Task description -
Return only the line that contains "Read out every word on this page." and each line after it, through the last line of the data below, copied exactly.

[Extracted records]
-------

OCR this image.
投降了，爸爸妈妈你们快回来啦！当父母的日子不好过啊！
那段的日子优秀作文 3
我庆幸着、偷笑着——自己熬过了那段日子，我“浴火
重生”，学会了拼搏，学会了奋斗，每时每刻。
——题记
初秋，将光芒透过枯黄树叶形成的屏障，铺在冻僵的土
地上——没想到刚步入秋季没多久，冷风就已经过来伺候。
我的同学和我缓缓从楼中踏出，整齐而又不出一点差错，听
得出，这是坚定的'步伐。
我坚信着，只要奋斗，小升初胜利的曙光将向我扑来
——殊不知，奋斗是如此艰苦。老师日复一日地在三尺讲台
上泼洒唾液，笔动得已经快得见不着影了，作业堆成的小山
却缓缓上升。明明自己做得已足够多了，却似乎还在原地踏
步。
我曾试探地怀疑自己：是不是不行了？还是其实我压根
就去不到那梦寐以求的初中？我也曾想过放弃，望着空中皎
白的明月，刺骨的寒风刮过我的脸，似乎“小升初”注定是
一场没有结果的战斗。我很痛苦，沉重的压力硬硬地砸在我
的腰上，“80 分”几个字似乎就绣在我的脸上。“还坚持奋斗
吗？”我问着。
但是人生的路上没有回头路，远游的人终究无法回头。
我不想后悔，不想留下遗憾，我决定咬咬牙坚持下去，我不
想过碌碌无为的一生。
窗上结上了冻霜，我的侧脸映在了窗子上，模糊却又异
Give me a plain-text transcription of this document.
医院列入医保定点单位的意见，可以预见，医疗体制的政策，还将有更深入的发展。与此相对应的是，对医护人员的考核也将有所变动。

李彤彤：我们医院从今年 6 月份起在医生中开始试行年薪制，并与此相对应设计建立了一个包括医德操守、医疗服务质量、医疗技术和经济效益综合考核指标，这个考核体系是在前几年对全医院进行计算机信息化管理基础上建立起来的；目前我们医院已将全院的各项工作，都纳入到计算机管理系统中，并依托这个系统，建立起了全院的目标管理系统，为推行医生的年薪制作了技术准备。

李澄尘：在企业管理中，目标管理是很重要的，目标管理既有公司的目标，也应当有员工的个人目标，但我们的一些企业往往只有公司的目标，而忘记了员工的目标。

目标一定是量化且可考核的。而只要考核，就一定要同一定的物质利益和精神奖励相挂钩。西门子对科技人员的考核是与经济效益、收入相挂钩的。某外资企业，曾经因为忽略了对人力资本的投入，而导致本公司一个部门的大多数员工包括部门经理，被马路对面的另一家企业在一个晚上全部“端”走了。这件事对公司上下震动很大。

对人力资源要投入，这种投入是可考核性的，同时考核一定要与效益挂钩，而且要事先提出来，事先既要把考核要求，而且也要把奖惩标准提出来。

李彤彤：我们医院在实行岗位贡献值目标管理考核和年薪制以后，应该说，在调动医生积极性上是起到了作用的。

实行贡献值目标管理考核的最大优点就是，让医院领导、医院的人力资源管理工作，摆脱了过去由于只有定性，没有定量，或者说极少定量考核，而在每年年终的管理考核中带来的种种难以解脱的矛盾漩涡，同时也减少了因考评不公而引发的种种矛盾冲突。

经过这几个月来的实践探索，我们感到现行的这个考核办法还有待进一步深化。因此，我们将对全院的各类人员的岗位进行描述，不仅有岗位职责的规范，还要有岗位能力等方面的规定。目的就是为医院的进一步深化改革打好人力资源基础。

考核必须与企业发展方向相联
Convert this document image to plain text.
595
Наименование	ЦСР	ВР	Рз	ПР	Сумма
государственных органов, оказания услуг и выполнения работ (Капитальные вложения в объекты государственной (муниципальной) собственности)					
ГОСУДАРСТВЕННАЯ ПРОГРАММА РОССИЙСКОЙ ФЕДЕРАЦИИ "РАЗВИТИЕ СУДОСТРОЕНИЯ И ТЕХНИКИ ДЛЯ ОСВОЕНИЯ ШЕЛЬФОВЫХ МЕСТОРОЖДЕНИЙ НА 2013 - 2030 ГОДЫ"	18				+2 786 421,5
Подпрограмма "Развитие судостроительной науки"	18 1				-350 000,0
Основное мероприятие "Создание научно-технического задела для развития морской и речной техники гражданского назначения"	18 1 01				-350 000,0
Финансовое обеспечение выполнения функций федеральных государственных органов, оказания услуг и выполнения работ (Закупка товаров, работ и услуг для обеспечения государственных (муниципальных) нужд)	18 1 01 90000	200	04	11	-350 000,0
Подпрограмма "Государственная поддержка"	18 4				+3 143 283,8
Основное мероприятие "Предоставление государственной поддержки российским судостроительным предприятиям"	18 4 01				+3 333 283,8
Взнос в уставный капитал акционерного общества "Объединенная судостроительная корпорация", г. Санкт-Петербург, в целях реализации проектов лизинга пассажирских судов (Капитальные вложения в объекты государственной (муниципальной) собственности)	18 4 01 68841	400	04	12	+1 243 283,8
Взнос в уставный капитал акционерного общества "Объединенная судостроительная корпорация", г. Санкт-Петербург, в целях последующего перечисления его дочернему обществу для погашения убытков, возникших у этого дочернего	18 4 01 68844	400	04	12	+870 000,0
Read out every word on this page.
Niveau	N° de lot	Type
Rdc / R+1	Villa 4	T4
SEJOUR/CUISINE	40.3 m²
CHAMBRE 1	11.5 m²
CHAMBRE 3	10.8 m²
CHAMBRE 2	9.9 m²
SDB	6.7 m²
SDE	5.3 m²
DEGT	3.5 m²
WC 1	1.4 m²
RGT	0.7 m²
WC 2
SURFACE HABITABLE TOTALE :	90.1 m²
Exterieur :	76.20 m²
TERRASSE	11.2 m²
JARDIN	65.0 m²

-------

Solution -
Read out every word on this page.
Niveau	N° de lot	Type
Rdc / R+1	Villa 4	T4
SEJOUR/CUISINE	40.3 m²
CHAMBRE 1	11.5 m²
CHAMBRE 3	10.8 m²
CHAMBRE 2	9.9 m²
SDB	6.7 m²
SDE	5.3 m²
DEGT	3.5 m²
WC 1	1.4 m²
RGT	0.7 m²
WC 2
SURFACE HABITABLE TOTALE :	90.1 m²
Exterieur :	76.20 m²
TERRASSE	11.2 m²
JARDIN	65.0 m²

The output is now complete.